BEGIN Record extracts

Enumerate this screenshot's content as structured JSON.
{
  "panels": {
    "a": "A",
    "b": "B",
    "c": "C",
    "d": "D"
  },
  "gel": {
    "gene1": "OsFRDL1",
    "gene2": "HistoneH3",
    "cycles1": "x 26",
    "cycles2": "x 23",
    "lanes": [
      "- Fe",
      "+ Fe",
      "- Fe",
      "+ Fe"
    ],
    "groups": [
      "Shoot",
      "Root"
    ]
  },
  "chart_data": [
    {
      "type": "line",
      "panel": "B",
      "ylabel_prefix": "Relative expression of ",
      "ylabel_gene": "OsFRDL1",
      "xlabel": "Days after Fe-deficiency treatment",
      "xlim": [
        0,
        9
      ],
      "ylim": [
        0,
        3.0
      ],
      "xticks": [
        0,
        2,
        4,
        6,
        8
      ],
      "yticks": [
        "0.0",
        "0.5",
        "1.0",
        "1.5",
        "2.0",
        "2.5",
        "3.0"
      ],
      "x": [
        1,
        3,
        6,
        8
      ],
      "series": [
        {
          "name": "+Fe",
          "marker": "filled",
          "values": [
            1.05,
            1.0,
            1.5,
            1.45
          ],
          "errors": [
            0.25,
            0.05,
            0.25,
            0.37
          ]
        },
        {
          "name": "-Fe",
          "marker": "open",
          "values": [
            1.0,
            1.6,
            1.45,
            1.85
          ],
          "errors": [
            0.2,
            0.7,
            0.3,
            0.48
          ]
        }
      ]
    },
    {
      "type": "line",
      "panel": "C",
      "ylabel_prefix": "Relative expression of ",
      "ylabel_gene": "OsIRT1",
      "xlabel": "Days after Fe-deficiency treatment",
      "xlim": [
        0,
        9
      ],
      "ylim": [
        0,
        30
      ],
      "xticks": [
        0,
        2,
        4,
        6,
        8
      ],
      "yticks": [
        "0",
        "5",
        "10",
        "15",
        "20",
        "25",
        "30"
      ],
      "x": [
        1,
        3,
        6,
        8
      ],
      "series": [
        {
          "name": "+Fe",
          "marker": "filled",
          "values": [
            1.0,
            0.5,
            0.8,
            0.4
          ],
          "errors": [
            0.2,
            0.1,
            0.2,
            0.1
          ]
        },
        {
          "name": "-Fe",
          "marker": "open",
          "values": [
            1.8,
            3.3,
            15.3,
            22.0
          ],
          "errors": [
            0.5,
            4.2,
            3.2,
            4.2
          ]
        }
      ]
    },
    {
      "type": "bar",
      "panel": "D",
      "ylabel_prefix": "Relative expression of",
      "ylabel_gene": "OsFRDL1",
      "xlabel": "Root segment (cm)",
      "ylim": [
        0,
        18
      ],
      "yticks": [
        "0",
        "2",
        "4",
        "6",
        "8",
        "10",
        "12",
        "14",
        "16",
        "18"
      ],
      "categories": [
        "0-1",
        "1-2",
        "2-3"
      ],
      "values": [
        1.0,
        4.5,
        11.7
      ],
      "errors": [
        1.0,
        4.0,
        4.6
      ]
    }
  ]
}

END Record extracts

- _Directions for this task_
Output each record exactly, leaving nothing out.

- _Answer_
Enumerate this screenshot's content as structured JSON.
{
  "panels": {
    "a": "A",
    "b": "B",
    "c": "C",
    "d": "D"
  },
  "gel": {
    "gene1": "OsFRDL1",
    "gene2": "HistoneH3",
    "cycles1": "x 26",
    "cycles2": "x 23",
    "lanes": [
      "- Fe",
      "+ Fe",
      "- Fe",
      "+ Fe"
    ],
    "groups": [
      "Shoot",
      "Root"
    ]
  },
  "chart_data": [
    {
      "type": "line",
      "panel": "B",
      "ylabel_prefix": "Relative expression of ",
      "ylabel_gene": "OsFRDL1",
      "xlabel": "Days after Fe-deficiency treatment",
      "xlim": [
        0,
        9
      ],
      "ylim": [
        0,
        3.0
      ],
      "xticks": [
        0,
        2,
        4,
        6,
        8
      ],
      "yticks": [
        "0.0",
        "0.5",
        "1.0",
        "1.5",
        "2.0",
        "2.5",
        "3.0"
      ],
      "x": [
        1,
        3,
        6,
        8
      ],
      "series": [
        {
          "name": "+Fe",
          "marker": "filled",
          "values": [
            1.05,
            1.0,
            1.5,
            1.45
          ],
          "errors": [
            0.25,
            0.05,
            0.25,
            0.37
          ]
        },
        {
          "name": "-Fe",
          "marker": "open",
          "values": [
            1.0,
            1.6,
            1.45,
            1.85
          ],
          "errors": [
            0.2,
            0.7,
            0.3,
            0.48
          ]
        }
      ]
    },
    {
      "type": "line",
      "panel": "C",
      "ylabel_prefix": "Relative expression of ",
      "ylabel_gene": "OsIRT1",
      "xlabel": "Days after Fe-deficiency treatment",
      "xlim": [
        0,
        9
      ],
      "ylim": [
        0,
        30
      ],
      "xticks": [
        0,
        2,
        4,
        6,
        8
      ],
      "yticks": [
        "0",
        "5",
        "10",
        "15",
        "20",
        "25",
        "30"
      ],
      "x": [
        1,
        3,
        6,
        8
      ],
      "series": [
        {
          "name": "+Fe",
          "marker": "filled",
          "values": [
            1.0,
            0.5,
            0.8,
            0.4
          ],
          "errors": [
            0.2,
            0.1,
            0.2,
            0.1
          ]
        },
        {
          "name": "-Fe",
          "marker": "open",
          "values": [
            1.8,
            3.3,
            15.3,
            22.0
          ],
          "errors": [
            0.5,
            4.2,
            3.2,
            4.2
          ]
        }
      ]
    },
    {
      "type": "bar",
      "panel": "D",
      "ylabel_prefix": "Relative expression of",
      "ylabel_gene": "OsFRDL1",
      "xlabel": "Root segment (cm)",
      "ylim": [
        0,
        18
      ],
      "yticks": [
        "0",
        "2",
        "4",
        "6",
        "8",
        "10",
        "12",
        "14",
        "16",
        "18"
      ],
      "categories": [
        "0-1",
        "1-2",
        "2-3"
      ],
      "values": [
        1.0,
        4.5,
        11.7
      ],
      "errors": [
        1.0,
        4.0,
        4.6
      ]
    }
  ]
}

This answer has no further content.